**Aim:** Collect every line of the records below that contains the word "Southern".

**Data records:**
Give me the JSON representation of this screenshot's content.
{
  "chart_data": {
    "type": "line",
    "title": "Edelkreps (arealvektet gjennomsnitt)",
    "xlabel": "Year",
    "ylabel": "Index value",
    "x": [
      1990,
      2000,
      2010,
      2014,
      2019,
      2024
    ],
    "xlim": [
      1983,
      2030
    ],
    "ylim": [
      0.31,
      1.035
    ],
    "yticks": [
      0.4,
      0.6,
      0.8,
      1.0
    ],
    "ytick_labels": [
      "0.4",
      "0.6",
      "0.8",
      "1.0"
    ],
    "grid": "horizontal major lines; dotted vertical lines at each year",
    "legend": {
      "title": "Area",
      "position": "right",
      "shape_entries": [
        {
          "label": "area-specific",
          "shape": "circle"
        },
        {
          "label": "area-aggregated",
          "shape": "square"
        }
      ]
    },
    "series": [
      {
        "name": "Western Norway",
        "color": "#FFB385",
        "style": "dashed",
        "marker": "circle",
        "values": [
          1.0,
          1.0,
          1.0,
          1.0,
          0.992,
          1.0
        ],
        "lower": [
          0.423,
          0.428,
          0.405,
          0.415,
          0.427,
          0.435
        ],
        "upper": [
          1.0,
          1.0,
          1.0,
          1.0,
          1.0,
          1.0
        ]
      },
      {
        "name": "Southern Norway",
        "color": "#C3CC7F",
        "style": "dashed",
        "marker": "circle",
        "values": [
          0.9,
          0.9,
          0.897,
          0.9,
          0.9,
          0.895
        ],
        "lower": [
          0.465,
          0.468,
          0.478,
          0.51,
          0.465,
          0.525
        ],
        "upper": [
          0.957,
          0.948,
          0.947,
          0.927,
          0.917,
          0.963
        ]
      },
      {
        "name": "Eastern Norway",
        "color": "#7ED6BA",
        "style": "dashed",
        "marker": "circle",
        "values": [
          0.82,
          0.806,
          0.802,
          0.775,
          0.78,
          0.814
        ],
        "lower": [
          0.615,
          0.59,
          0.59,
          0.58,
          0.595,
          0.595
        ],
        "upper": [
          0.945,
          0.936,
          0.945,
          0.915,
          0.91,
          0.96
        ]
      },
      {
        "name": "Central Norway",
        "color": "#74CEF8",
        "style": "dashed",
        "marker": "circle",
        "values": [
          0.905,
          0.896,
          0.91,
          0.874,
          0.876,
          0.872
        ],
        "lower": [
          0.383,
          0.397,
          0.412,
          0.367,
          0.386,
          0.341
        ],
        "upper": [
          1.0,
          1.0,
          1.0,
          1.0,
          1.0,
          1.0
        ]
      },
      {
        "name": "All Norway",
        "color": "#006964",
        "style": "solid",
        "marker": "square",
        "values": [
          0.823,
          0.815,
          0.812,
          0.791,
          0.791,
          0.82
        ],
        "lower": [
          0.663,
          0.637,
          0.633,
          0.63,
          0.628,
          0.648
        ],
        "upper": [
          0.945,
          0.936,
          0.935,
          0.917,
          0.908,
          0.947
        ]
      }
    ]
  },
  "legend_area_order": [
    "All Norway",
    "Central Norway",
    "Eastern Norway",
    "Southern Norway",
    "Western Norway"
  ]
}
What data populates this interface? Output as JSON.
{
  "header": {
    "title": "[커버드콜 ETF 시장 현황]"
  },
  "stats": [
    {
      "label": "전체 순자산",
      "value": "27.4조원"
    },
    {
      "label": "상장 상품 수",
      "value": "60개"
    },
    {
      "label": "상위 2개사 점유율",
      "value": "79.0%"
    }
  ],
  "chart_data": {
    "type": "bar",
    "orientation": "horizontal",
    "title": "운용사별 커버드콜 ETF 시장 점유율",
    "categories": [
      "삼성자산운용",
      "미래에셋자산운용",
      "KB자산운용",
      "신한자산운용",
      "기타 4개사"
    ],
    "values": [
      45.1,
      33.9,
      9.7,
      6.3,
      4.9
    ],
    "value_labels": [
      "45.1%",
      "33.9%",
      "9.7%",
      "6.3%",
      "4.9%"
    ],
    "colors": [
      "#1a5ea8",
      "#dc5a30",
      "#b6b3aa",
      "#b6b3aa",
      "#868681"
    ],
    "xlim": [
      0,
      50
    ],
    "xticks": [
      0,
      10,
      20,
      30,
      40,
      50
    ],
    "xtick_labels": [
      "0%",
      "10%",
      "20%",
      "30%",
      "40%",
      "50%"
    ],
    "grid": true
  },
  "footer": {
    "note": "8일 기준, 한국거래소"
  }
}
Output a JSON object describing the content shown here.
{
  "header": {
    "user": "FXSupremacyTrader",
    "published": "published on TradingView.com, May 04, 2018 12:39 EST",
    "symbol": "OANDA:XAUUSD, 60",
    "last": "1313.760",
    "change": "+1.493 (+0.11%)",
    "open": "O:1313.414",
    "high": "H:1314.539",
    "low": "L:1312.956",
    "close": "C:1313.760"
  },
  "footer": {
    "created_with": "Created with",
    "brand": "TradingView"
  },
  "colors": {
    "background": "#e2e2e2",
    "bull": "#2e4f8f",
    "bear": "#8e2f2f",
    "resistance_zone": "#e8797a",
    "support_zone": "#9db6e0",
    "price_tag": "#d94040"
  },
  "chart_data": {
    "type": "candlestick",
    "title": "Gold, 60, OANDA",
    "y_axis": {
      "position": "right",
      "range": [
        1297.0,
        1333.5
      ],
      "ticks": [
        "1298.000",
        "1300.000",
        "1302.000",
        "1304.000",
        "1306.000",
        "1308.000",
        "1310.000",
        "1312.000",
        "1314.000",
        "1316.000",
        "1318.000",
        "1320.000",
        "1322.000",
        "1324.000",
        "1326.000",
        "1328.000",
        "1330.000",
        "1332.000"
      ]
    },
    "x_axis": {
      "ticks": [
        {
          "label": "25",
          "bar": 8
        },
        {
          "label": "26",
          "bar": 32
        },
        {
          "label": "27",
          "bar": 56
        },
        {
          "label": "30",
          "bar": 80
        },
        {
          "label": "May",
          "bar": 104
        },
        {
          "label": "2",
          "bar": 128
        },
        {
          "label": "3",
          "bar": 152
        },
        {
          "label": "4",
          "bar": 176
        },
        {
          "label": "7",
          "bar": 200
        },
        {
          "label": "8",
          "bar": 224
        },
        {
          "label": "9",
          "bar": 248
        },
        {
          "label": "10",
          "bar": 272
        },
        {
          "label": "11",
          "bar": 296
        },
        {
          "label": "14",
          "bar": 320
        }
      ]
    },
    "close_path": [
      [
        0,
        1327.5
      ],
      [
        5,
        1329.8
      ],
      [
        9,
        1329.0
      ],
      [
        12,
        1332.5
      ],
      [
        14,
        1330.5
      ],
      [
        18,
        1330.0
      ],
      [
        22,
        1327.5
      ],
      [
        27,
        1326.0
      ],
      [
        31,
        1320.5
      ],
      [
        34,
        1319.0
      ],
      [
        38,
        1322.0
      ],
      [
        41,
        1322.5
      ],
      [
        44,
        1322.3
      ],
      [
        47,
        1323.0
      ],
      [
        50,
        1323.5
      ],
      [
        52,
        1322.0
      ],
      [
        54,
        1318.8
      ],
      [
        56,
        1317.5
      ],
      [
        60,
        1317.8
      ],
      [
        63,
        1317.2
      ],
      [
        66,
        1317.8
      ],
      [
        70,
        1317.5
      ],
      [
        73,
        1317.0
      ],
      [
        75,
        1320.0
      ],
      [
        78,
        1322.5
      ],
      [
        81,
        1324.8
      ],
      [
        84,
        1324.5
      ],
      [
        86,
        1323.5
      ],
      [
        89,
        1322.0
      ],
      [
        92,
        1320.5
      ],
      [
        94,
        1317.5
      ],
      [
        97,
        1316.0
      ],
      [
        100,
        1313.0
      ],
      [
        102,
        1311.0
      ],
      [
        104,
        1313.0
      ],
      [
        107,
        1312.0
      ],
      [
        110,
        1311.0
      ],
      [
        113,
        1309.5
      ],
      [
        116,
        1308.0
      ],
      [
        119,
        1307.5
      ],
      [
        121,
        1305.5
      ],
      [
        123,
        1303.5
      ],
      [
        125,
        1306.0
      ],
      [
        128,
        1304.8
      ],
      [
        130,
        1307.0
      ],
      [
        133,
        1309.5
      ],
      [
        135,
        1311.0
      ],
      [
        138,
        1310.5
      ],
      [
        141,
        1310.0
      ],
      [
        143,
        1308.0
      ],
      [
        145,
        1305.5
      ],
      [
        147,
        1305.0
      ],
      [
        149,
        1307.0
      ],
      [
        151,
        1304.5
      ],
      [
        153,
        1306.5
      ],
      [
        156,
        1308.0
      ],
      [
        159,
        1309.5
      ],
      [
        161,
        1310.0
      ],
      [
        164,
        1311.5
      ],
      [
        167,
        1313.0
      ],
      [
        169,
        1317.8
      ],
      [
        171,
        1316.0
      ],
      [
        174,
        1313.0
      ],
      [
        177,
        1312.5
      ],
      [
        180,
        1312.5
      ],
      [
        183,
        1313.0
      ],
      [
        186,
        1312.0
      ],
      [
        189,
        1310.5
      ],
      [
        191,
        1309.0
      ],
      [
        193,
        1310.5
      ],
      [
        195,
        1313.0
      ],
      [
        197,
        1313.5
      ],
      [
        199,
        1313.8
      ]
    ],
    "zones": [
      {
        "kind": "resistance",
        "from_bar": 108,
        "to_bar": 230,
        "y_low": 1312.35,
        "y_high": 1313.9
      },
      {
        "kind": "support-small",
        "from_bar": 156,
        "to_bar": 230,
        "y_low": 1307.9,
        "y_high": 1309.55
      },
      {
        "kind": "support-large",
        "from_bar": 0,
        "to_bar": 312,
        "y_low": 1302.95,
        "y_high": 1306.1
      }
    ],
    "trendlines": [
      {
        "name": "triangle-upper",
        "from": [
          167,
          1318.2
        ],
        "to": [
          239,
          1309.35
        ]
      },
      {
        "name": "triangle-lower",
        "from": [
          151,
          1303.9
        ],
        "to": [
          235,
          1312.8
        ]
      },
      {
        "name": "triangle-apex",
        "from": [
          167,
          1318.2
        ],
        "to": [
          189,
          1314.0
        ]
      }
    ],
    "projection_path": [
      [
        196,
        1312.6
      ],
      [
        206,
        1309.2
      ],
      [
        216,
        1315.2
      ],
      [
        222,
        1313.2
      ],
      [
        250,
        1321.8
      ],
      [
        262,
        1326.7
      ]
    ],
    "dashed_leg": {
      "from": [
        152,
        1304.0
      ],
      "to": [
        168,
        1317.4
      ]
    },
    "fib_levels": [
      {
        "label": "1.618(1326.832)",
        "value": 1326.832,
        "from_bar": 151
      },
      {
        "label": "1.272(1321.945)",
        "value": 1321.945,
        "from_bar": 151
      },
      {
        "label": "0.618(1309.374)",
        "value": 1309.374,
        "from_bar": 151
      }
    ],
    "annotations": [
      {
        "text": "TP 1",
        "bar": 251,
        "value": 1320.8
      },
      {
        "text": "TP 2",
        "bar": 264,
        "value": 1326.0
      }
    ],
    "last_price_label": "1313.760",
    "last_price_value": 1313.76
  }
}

**Task result:**
        "name": "Southern Norway",
    "Southern Norway",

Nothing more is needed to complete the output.